> **Exercise description**
Could you copy every line from the material below in which "image" appears?

> **The records**
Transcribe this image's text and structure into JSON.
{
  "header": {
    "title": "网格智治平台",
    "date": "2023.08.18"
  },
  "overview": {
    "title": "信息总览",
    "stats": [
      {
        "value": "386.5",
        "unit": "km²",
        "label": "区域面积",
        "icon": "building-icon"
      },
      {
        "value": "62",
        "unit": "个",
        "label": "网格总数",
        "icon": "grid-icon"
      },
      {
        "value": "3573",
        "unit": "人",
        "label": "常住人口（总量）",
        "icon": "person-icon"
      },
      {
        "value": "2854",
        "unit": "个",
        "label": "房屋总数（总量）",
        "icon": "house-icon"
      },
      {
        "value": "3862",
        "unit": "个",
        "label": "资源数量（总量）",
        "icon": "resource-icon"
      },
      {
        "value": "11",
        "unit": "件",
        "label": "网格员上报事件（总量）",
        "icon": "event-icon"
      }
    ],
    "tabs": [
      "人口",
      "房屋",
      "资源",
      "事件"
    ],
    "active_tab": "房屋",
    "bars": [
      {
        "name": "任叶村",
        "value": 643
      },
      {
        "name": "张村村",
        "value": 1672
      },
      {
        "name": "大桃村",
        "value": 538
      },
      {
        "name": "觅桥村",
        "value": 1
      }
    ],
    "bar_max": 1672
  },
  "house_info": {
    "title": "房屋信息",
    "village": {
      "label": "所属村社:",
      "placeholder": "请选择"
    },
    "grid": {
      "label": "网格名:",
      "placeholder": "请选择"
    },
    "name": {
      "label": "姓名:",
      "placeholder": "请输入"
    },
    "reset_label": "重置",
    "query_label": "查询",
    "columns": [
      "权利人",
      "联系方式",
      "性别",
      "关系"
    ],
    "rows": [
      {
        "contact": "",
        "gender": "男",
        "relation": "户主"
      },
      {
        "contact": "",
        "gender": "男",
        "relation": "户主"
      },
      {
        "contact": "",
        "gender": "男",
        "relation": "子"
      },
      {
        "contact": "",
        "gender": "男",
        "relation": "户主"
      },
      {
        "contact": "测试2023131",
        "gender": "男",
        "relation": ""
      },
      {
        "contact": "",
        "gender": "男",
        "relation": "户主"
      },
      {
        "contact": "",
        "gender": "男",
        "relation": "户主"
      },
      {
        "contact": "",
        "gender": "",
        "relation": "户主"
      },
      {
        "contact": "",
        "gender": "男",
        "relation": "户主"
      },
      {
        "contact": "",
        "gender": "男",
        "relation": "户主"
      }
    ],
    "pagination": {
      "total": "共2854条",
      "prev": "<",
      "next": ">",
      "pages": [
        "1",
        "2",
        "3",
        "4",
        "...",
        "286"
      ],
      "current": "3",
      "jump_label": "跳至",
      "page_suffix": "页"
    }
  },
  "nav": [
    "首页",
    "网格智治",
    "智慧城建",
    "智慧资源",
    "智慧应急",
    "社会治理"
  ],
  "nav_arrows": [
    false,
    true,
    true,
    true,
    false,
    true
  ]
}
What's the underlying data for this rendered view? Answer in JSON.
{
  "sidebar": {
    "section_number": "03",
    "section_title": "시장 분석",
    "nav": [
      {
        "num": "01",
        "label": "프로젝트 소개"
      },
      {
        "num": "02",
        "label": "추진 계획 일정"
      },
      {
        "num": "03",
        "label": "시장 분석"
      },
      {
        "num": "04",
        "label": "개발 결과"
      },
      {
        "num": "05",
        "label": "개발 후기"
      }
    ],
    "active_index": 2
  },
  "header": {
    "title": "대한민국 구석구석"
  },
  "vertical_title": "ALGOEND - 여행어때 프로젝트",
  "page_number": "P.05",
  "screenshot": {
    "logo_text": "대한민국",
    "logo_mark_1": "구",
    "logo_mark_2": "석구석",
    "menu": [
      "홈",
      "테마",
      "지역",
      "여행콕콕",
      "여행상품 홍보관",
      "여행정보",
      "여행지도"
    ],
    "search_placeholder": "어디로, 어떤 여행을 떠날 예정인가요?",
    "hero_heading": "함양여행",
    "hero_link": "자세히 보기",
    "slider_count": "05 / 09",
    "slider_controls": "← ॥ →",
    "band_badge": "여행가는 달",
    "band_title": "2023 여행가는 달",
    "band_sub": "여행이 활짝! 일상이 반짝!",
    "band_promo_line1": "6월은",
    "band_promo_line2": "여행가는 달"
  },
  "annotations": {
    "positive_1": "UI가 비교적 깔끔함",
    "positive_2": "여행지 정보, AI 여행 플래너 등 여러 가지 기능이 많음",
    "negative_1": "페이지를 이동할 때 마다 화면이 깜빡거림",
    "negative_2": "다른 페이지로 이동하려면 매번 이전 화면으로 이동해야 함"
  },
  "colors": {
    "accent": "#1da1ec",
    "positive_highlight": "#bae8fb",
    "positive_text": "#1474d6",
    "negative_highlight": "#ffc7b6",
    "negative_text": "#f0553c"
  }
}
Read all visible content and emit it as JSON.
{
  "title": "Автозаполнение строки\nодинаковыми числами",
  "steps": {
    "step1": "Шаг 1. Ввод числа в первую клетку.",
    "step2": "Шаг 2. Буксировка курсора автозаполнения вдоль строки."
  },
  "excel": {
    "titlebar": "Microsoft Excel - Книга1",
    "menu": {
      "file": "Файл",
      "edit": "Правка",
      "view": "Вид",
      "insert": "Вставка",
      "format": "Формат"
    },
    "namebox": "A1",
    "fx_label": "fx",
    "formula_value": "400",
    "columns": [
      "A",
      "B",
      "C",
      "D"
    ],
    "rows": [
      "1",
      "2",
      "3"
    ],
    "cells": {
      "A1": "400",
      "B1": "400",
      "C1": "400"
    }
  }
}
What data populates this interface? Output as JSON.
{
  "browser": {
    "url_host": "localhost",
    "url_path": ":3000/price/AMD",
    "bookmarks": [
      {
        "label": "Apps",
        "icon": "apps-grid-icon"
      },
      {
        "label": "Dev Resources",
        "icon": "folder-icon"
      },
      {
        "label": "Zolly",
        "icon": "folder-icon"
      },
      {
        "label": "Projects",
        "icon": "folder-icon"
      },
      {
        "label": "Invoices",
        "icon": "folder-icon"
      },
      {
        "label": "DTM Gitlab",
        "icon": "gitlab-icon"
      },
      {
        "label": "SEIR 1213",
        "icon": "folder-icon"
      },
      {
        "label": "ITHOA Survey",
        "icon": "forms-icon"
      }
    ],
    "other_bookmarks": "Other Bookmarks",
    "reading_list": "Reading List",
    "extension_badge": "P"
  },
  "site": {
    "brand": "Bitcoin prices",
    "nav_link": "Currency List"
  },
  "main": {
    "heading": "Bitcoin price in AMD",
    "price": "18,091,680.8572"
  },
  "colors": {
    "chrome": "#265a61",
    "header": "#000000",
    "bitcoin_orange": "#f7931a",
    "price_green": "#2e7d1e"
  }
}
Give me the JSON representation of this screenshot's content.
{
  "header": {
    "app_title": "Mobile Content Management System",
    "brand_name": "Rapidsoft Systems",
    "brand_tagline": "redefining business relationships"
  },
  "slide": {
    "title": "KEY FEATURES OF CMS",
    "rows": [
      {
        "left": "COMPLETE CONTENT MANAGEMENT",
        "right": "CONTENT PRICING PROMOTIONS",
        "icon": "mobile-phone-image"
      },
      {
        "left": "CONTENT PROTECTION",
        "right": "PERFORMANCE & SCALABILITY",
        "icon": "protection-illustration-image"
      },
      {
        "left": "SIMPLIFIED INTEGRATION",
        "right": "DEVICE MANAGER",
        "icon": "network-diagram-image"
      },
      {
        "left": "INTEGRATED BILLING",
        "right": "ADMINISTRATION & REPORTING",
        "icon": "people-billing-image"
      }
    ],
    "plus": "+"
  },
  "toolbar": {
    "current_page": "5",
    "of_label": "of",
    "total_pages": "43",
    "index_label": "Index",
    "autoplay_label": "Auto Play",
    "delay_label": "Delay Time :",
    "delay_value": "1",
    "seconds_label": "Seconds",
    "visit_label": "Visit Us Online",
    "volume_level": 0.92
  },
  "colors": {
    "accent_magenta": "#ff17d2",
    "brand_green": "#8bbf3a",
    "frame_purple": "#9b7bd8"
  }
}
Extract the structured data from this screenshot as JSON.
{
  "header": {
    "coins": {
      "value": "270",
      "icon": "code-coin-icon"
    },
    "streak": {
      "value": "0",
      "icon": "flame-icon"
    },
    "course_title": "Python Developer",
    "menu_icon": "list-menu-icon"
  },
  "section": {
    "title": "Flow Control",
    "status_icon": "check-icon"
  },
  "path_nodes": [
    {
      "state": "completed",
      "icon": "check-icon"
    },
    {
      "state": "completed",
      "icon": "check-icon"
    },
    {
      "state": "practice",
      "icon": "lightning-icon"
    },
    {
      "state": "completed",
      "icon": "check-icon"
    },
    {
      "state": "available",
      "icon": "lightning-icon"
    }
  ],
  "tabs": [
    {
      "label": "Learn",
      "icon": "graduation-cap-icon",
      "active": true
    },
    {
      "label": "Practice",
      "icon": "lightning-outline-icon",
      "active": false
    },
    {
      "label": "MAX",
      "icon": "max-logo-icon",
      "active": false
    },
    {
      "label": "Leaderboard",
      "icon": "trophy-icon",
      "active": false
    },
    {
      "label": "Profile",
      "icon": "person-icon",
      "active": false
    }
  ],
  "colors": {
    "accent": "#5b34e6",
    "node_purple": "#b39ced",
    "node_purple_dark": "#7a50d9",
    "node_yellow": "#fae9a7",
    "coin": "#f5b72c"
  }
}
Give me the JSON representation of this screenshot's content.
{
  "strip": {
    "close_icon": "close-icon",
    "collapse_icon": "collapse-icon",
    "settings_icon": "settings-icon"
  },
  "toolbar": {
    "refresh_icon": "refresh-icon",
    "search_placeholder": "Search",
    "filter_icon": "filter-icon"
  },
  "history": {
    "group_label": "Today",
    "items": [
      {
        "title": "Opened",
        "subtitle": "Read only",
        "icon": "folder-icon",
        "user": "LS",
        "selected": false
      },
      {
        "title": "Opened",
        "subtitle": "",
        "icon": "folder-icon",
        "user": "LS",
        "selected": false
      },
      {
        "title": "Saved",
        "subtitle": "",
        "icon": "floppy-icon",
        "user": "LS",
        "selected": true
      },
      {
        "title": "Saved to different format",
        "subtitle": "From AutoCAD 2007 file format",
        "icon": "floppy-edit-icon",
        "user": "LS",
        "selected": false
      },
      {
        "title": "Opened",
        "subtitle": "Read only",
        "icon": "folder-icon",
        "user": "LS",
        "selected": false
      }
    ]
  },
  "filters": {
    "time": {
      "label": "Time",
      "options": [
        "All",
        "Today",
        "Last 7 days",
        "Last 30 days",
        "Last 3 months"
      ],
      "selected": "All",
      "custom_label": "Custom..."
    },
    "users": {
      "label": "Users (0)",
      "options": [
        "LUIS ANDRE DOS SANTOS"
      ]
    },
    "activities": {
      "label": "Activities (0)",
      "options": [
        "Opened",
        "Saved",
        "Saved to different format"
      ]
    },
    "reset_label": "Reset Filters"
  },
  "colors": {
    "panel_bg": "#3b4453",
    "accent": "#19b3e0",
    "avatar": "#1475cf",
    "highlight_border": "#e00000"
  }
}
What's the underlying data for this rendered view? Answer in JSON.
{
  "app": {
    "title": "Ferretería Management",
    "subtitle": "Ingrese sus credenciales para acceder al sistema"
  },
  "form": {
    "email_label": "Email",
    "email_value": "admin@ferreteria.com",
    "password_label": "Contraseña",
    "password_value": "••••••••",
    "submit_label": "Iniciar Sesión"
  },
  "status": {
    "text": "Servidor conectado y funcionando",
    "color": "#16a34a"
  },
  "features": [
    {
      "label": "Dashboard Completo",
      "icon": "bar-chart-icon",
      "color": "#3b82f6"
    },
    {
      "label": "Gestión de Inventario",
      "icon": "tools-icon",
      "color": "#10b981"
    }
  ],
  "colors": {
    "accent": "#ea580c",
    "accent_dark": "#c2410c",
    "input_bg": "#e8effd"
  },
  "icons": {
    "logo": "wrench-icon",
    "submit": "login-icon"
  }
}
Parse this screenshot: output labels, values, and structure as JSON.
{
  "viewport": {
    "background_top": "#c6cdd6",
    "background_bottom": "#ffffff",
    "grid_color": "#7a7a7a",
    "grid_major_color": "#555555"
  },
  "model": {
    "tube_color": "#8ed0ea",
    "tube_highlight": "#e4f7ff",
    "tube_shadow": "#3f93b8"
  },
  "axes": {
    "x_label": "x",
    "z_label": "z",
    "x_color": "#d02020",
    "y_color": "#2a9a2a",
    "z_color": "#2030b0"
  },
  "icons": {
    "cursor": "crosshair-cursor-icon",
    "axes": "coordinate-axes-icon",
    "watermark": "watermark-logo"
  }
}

> **Solution for this task**
Transcribe this image's text and structure into JSON.
        "icon": "mobile-phone-image"
        "icon": "protection-illustration-image"
        "icon": "network-diagram-image"
        "icon": "people-billing-image"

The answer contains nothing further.